- **Directive**:
Repeat the records below exactly, leaving out every picture.

[Stored data entries]
..............................
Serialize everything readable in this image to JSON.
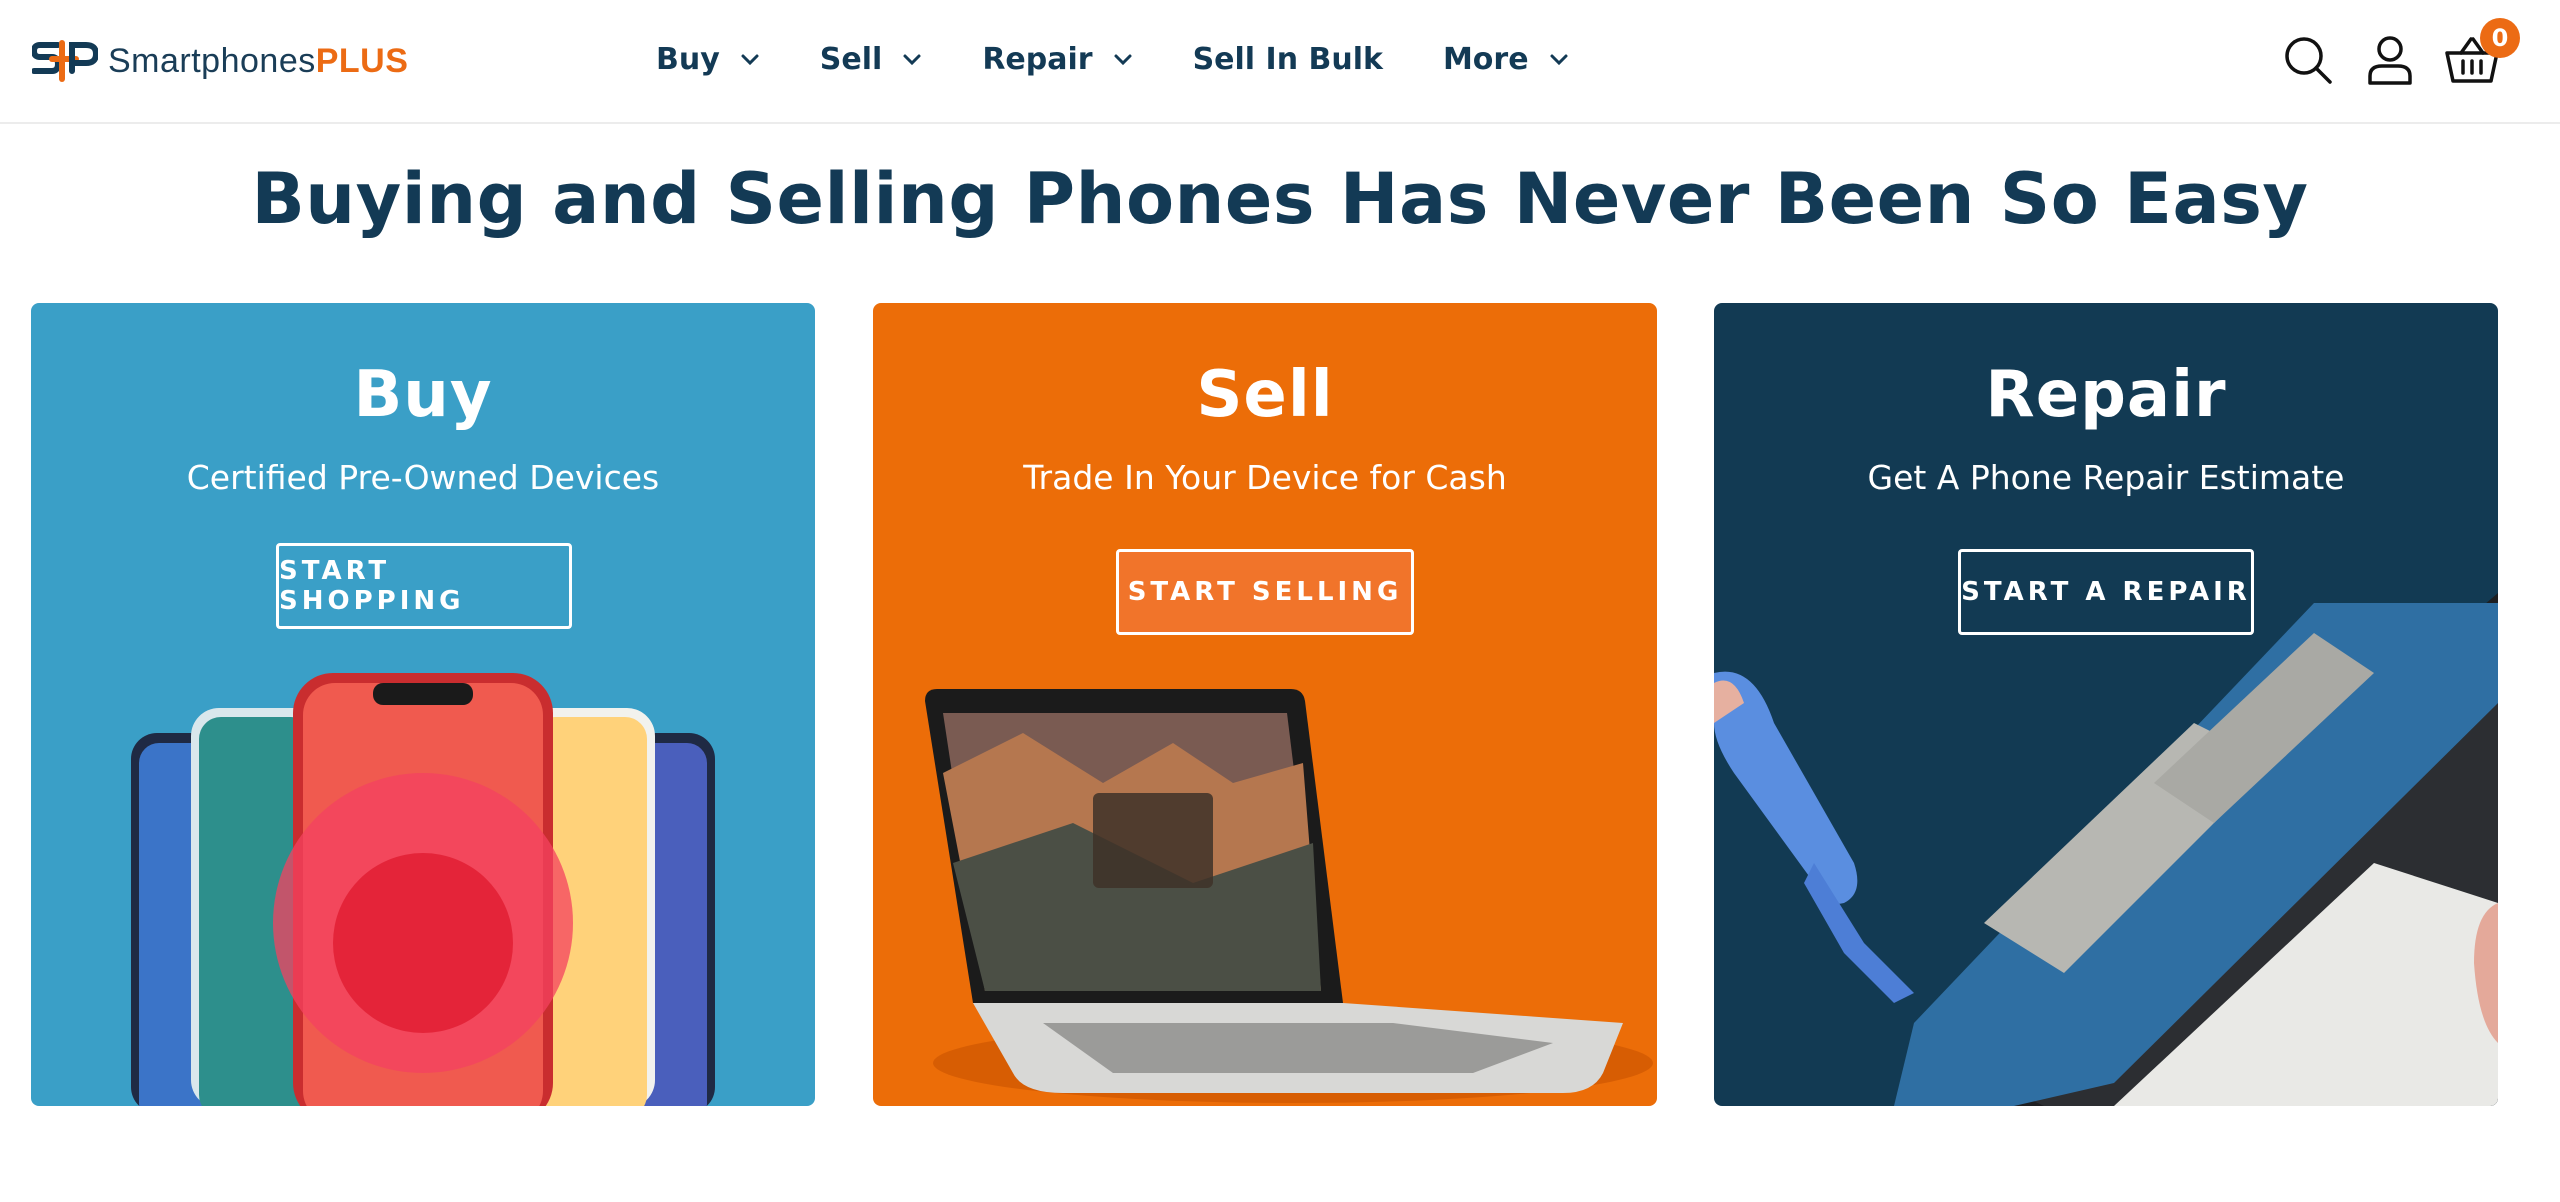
{
  "brand": {
    "name_part1": "Smartphones",
    "name_part2": "PLUS",
    "colors": {
      "navy": "#133a55",
      "orange": "#ec6b14",
      "blue": "#3a9fc7",
      "dark": "#123a53"
    }
  },
  "nav": {
    "items": [
      {
        "label": "Buy",
        "has_dropdown": true
      },
      {
        "label": "Sell",
        "has_dropdown": true
      },
      {
        "label": "Repair",
        "has_dropdown": true
      },
      {
        "label": "Sell In Bulk",
        "has_dropdown": false
      },
      {
        "label": "More",
        "has_dropdown": true
      }
    ]
  },
  "header_icons": {
    "search": "search-icon",
    "account": "user-icon",
    "cart": "basket-icon",
    "cart_count": "0"
  },
  "headline": "Buying and Selling Phones Has Never Been So Easy",
  "cards": [
    {
      "title": "Buy",
      "subtitle": "Certified Pre-Owned Devices",
      "button": "START SHOPPING"
    },
    {
      "title": "Sell",
      "subtitle": "Trade In Your Device for Cash",
      "button": "START SELLING"
    },
    {
      "title": "Repair",
      "subtitle": "Get A Phone Repair Estimate",
      "button": "START A REPAIR"
    }
  ]
}
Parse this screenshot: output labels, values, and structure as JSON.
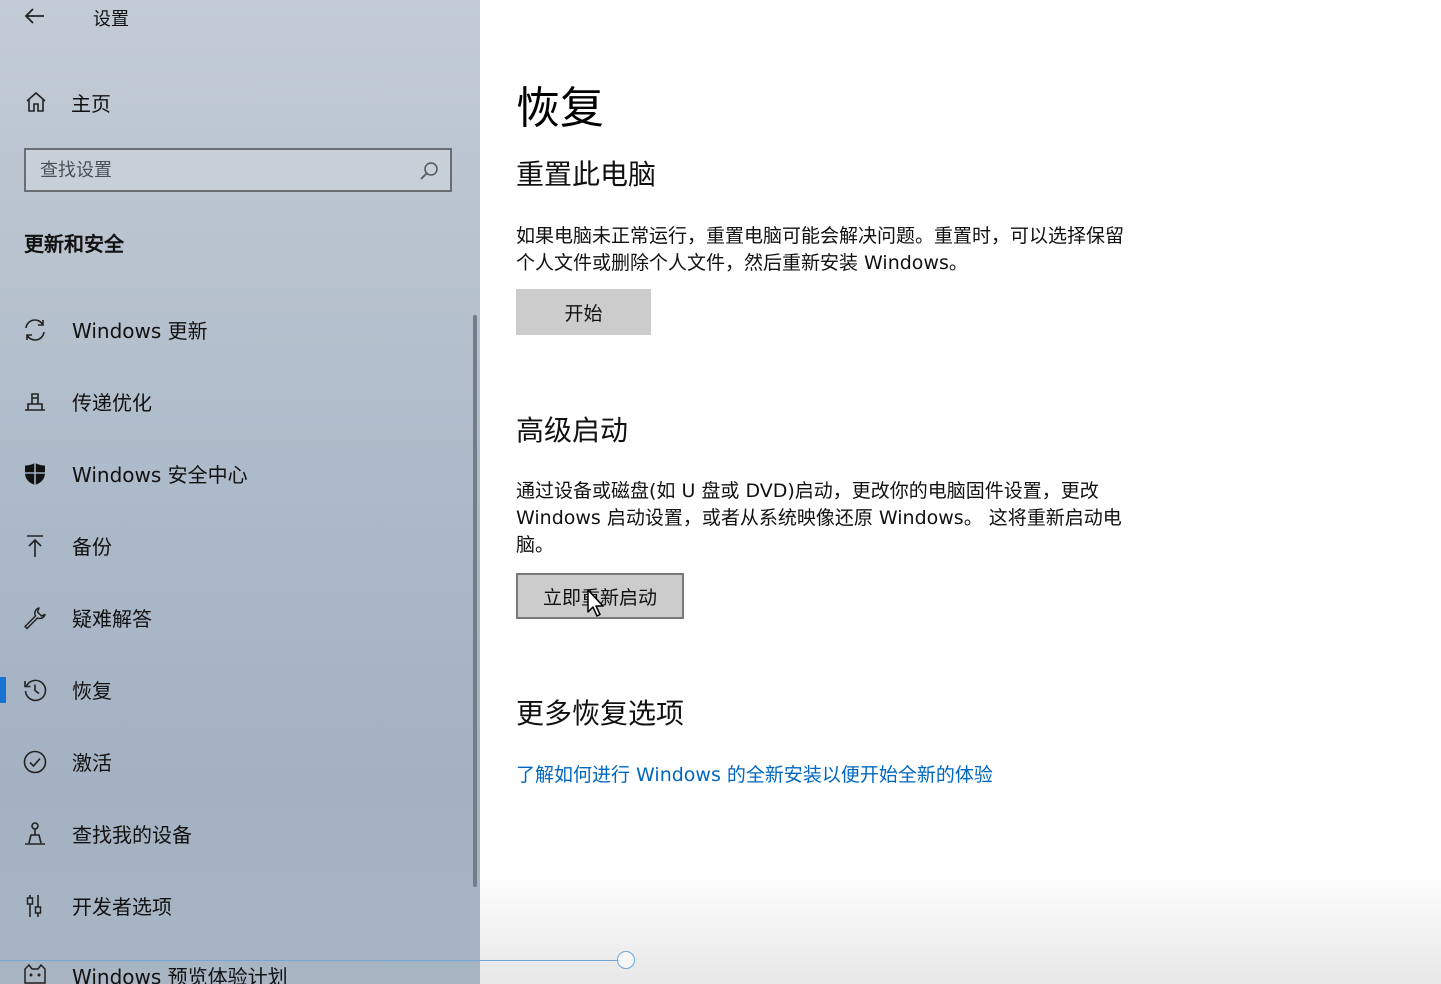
{
  "window": {
    "title": "设置"
  },
  "sidebar": {
    "home_label": "主页",
    "search_placeholder": "查找设置",
    "section_title": "更新和安全",
    "items": [
      {
        "label": "Windows 更新",
        "icon": "refresh-icon"
      },
      {
        "label": "传递优化",
        "icon": "delivery-optimization-icon"
      },
      {
        "label": "Windows 安全中心",
        "icon": "shield-icon"
      },
      {
        "label": "备份",
        "icon": "backup-arrow-icon"
      },
      {
        "label": "疑难解答",
        "icon": "wrench-icon"
      },
      {
        "label": "恢复",
        "icon": "history-icon",
        "active": true
      },
      {
        "label": "激活",
        "icon": "check-circle-icon"
      },
      {
        "label": "查找我的设备",
        "icon": "person-location-icon"
      },
      {
        "label": "开发者选项",
        "icon": "developer-sliders-icon"
      },
      {
        "label": "Windows 预览体验计划",
        "icon": "insider-cat-icon"
      }
    ]
  },
  "main": {
    "title": "恢复",
    "reset": {
      "heading": "重置此电脑",
      "description_line1": "如果电脑未正常运行，重置电脑可能会解决问题。重置时，可以选择保留",
      "description_line2": "个人文件或删除个人文件，然后重新安装 Windows。",
      "button_label": "开始"
    },
    "advanced": {
      "heading": "高级启动",
      "description_line1": "通过设备或磁盘(如 U 盘或 DVD)启动，更改你的电脑固件设置，更改",
      "description_line2": "Windows 启动设置，或者从系统映像还原 Windows。 这将重新启动电",
      "description_line3": "脑。",
      "button_label": "立即重新启动"
    },
    "more": {
      "heading": "更多恢复选项",
      "link_text": "了解如何进行 Windows 的全新安装以便开始全新的体验"
    }
  },
  "colors": {
    "accent": "#1a73d4",
    "link": "#0067c0",
    "button_bg": "#cccccc"
  }
}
..............................
- **The answer**:
Serialize everything readable in this image to JSON.
{
  "brand": {
    "name_part1": "Smartphones",
    "name_part2": "PLUS",
    "colors": {
      "navy": "#133a55",
      "orange": "#ec6b14",
      "blue": "#3a9fc7",
      "dark": "#123a53"
    }
  },
  "nav": {
    "items": [
      {
        "label": "Buy",
        "has_dropdown": true
      },
      {
        "label": "Sell",
        "has_dropdown": true
      },
      {
        "label": "Repair",
        "has_dropdown": true
      },
      {
        "label": "Sell In Bulk",
        "has_dropdown": false
      },
      {
        "label": "More",
        "has_dropdown": true
      }
    ]
  },
  "header_icons": {
    "search": "search-icon",
    "account": "user-icon",
    "cart": "basket-icon",
    "cart_count": "0"
  },
  "headline": "Buying and Selling Phones Has Never Been So Easy",
  "cards": [
    {
      "title": "Buy",
      "subtitle": "Certified Pre-Owned Devices",
      "button": "START SHOPPING"
    },
    {
      "title": "Sell",
      "subtitle": "Trade In Your Device for Cash",
      "button": "START SELLING"
    },
    {
      "title": "Repair",
      "subtitle": "Get A Phone Repair Estimate",
      "button": "START A REPAIR"
    }
  ]
}
Parse this screenshot: output labels, values, and structure as JSON.
{
  "window": {
    "title": "设置"
  },
  "sidebar": {
    "home_label": "主页",
    "search_placeholder": "查找设置",
    "section_title": "更新和安全",
    "items": [
      {
        "label": "Windows 更新",
        "icon": "refresh-icon"
      },
      {
        "label": "传递优化",
        "icon": "delivery-optimization-icon"
      },
      {
        "label": "Windows 安全中心",
        "icon": "shield-icon"
      },
      {
        "label": "备份",
        "icon": "backup-arrow-icon"
      },
      {
        "label": "疑难解答",
        "icon": "wrench-icon"
      },
      {
        "label": "恢复",
        "icon": "history-icon",
        "active": true
      },
      {
        "label": "激活",
        "icon": "check-circle-icon"
      },
      {
        "label": "查找我的设备",
        "icon": "person-location-icon"
      },
      {
        "label": "开发者选项",
        "icon": "developer-sliders-icon"
      },
      {
        "label": "Windows 预览体验计划",
        "icon": "insider-cat-icon"
      }
    ]
  },
  "main": {
    "title": "恢复",
    "reset": {
      "heading": "重置此电脑",
      "description_line1": "如果电脑未正常运行，重置电脑可能会解决问题。重置时，可以选择保留",
      "description_line2": "个人文件或删除个人文件，然后重新安装 Windows。",
      "button_label": "开始"
    },
    "advanced": {
      "heading": "高级启动",
      "description_line1": "通过设备或磁盘(如 U 盘或 DVD)启动，更改你的电脑固件设置，更改",
      "description_line2": "Windows 启动设置，或者从系统映像还原 Windows。 这将重新启动电",
      "description_line3": "脑。",
      "button_label": "立即重新启动"
    },
    "more": {
      "heading": "更多恢复选项",
      "link_text": "了解如何进行 Windows 的全新安装以便开始全新的体验"
    }
  },
  "colors": {
    "accent": "#1a73d4",
    "link": "#0067c0",
    "button_bg": "#cccccc"
  }
}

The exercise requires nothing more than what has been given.